WRITTEN TASK = Extract the entries in their exact form.
☆ ☆ ☆
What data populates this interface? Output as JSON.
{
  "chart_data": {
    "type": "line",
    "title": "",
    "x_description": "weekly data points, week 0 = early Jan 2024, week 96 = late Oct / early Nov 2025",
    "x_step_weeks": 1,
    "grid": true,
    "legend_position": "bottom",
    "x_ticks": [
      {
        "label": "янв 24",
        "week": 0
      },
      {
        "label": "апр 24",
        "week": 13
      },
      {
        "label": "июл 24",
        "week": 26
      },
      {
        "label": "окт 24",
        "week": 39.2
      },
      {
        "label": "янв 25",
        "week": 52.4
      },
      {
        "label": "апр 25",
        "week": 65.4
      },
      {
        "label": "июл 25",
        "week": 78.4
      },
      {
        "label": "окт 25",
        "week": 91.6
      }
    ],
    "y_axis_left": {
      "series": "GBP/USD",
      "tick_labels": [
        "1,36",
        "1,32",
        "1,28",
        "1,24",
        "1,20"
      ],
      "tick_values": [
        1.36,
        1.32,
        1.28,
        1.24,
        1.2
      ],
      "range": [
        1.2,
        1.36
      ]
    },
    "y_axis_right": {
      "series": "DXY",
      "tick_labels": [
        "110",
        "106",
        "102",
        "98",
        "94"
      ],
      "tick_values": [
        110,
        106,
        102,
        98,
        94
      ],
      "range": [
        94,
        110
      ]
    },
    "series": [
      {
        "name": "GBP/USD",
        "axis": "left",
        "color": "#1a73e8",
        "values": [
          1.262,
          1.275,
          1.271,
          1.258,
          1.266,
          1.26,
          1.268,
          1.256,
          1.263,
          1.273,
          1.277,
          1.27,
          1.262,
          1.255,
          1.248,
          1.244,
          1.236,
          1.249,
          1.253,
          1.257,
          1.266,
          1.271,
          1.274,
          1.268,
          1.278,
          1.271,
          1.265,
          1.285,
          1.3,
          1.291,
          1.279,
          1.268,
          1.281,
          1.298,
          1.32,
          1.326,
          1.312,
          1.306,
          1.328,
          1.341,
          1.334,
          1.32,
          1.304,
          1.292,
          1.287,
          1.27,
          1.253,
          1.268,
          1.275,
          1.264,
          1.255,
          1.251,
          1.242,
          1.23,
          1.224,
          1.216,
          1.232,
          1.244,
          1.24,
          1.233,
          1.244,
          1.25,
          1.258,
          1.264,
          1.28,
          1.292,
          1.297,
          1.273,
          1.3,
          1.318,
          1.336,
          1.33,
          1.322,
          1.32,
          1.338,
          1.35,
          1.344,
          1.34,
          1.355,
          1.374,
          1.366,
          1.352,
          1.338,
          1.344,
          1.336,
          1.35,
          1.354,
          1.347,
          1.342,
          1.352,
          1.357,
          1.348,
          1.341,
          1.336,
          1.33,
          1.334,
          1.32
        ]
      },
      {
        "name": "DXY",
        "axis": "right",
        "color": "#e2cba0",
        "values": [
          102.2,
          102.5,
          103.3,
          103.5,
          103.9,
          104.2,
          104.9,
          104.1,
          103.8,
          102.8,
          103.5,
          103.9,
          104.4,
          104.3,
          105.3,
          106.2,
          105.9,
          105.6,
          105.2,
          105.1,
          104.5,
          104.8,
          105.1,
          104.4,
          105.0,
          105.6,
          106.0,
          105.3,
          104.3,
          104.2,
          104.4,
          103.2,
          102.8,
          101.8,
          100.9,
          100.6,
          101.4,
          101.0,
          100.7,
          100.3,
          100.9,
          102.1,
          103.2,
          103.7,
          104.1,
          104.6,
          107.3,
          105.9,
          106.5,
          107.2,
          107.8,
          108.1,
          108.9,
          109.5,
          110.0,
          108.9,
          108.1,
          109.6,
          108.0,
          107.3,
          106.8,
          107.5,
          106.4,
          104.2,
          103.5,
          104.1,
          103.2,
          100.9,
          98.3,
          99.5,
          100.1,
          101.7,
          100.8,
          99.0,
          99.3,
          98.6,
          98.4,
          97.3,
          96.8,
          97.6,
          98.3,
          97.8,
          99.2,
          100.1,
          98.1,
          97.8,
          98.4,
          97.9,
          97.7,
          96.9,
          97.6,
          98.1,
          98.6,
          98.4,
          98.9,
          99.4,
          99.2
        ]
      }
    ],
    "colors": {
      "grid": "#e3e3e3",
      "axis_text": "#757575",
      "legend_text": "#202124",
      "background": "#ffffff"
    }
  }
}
☆ ☆ ☆
FINISHED ANSWER =
What data populates this interface? Output as JSON.
{
  "chart_data": {
    "type": "line",
    "title": "",
    "x_description": "weekly data points, week 0 = early Jan 2024, week 96 = late Oct / early Nov 2025",
    "x_step_weeks": 1,
    "grid": true,
    "legend_position": "bottom",
    "x_ticks": [
      {
        "label": "янв 24",
        "week": 0
      },
      {
        "label": "апр 24",
        "week": 13
      },
      {
        "label": "июл 24",
        "week": 26
      },
      {
        "label": "окт 24",
        "week": 39.2
      },
      {
        "label": "янв 25",
        "week": 52.4
      },
      {
        "label": "апр 25",
        "week": 65.4
      },
      {
        "label": "июл 25",
        "week": 78.4
      },
      {
        "label": "окт 25",
        "week": 91.6
      }
    ],
    "y_axis_left": {
      "series": "GBP/USD",
      "tick_labels": [
        "1,36",
        "1,32",
        "1,28",
        "1,24",
        "1,20"
      ],
      "tick_values": [
        1.36,
        1.32,
        1.28,
        1.24,
        1.2
      ],
      "range": [
        1.2,
        1.36
      ]
    },
    "y_axis_right": {
      "series": "DXY",
      "tick_labels": [
        "110",
        "106",
        "102",
        "98",
        "94"
      ],
      "tick_values": [
        110,
        106,
        102,
        98,
        94
      ],
      "range": [
        94,
        110
      ]
    },
    "series": [
      {
        "name": "GBP/USD",
        "axis": "left",
        "color": "#1a73e8",
        "values": [
          1.262,
          1.275,
          1.271,
          1.258,
          1.266,
          1.26,
          1.268,
          1.256,
          1.263,
          1.273,
          1.277,
          1.27,
          1.262,
          1.255,
          1.248,
          1.244,
          1.236,
          1.249,
          1.253,
          1.257,
          1.266,
          1.271,
          1.274,
          1.268,
          1.278,
          1.271,
          1.265,
          1.285,
          1.3,
          1.291,
          1.279,
          1.268,
          1.281,
          1.298,
          1.32,
          1.326,
          1.312,
          1.306,
          1.328,
          1.341,
          1.334,
          1.32,
          1.304,
          1.292,
          1.287,
          1.27,
          1.253,
          1.268,
          1.275,
          1.264,
          1.255,
          1.251,
          1.242,
          1.23,
          1.224,
          1.216,
          1.232,
          1.244,
          1.24,
          1.233,
          1.244,
          1.25,
          1.258,
          1.264,
          1.28,
          1.292,
          1.297,
          1.273,
          1.3,
          1.318,
          1.336,
          1.33,
          1.322,
          1.32,
          1.338,
          1.35,
          1.344,
          1.34,
          1.355,
          1.374,
          1.366,
          1.352,
          1.338,
          1.344,
          1.336,
          1.35,
          1.354,
          1.347,
          1.342,
          1.352,
          1.357,
          1.348,
          1.341,
          1.336,
          1.33,
          1.334,
          1.32
        ]
      },
      {
        "name": "DXY",
        "axis": "right",
        "color": "#e2cba0",
        "values": [
          102.2,
          102.5,
          103.3,
          103.5,
          103.9,
          104.2,
          104.9,
          104.1,
          103.8,
          102.8,
          103.5,
          103.9,
          104.4,
          104.3,
          105.3,
          106.2,
          105.9,
          105.6,
          105.2,
          105.1,
          104.5,
          104.8,
          105.1,
          104.4,
          105.0,
          105.6,
          106.0,
          105.3,
          104.3,
          104.2,
          104.4,
          103.2,
          102.8,
          101.8,
          100.9,
          100.6,
          101.4,
          101.0,
          100.7,
          100.3,
          100.9,
          102.1,
          103.2,
          103.7,
          104.1,
          104.6,
          107.3,
          105.9,
          106.5,
          107.2,
          107.8,
          108.1,
          108.9,
          109.5,
          110.0,
          108.9,
          108.1,
          109.6,
          108.0,
          107.3,
          106.8,
          107.5,
          106.4,
          104.2,
          103.5,
          104.1,
          103.2,
          100.9,
          98.3,
          99.5,
          100.1,
          101.7,
          100.8,
          99.0,
          99.3,
          98.6,
          98.4,
          97.3,
          96.8,
          97.6,
          98.3,
          97.8,
          99.2,
          100.1,
          98.1,
          97.8,
          98.4,
          97.9,
          97.7,
          96.9,
          97.6,
          98.1,
          98.6,
          98.4,
          98.9,
          99.4,
          99.2
        ]
      }
    ],
    "colors": {
      "grid": "#e3e3e3",
      "axis_text": "#757575",
      "legend_text": "#202124",
      "background": "#ffffff"
    }
  }
}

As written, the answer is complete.